* **SELECTED TEXT**:
>>>>>

[SRILM User List] How to model unseen words without N_1

Anand Venkataraman venkataraman.anand at gmail.com
Mon Jun 17 11:12:50 PDT 2013


What Andreas suggests is probably the best. But depending on the exact
application you have in mind, one other option to consider is to simply
pre-process your input corpus and either delete all non-vocab words, or
replace them (or runs of them) with a special meta-word of your choice,
e.g. @reject at . It may be that there's there's an option in ngram* to do
these in-process, I must check the docs. Else, a simple pre-processing
filter in awk, perl or python should do the trick.

&


On Mon, Jun 17, 2013 at 10:16 AM, Andreas Stolcke <stolcke at icsi.berkeley.edu
> wrote:

> On 6/17/2013 1:03 AM, Joris Pelemans wrote:
>
>> Hello,
>>
>> I am trying to build a unigram model with only the 400k most frequent
>> words (this is essential) out of a training set of 4M tokens. The language
>> model has to be open i.e. include the <unk> tag, because I want to assign
>> probabilities to unseen words. However, I don't want it to base the
>> probability for <unk> on that part of 4M minus 400k words, because then
>> <unk> would get way too much probability mass (since there is a lot of data
>> that I do not include in my LM). I simply want to ignore the other words
>> and build a <unk> model based on the Good-Turing intuition of
>> count-of-counts. However, since I limit the training data to 400k words, my
>> training data does not contain any words with a frequency of 1 (i.e. N_1 =
>> 0).
>>
>> How should I go about building this language model?

<<<<<

According to the mailing-list post on modeling unseen words, in which tools could a simple pre-processing filter be written?

* **SOURCE EXCERPT**:

>>>>>

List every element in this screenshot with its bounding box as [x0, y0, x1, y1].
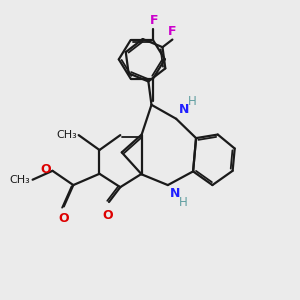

<<<<<

* **WRITTEN REPLY**:
Awk, perl or python.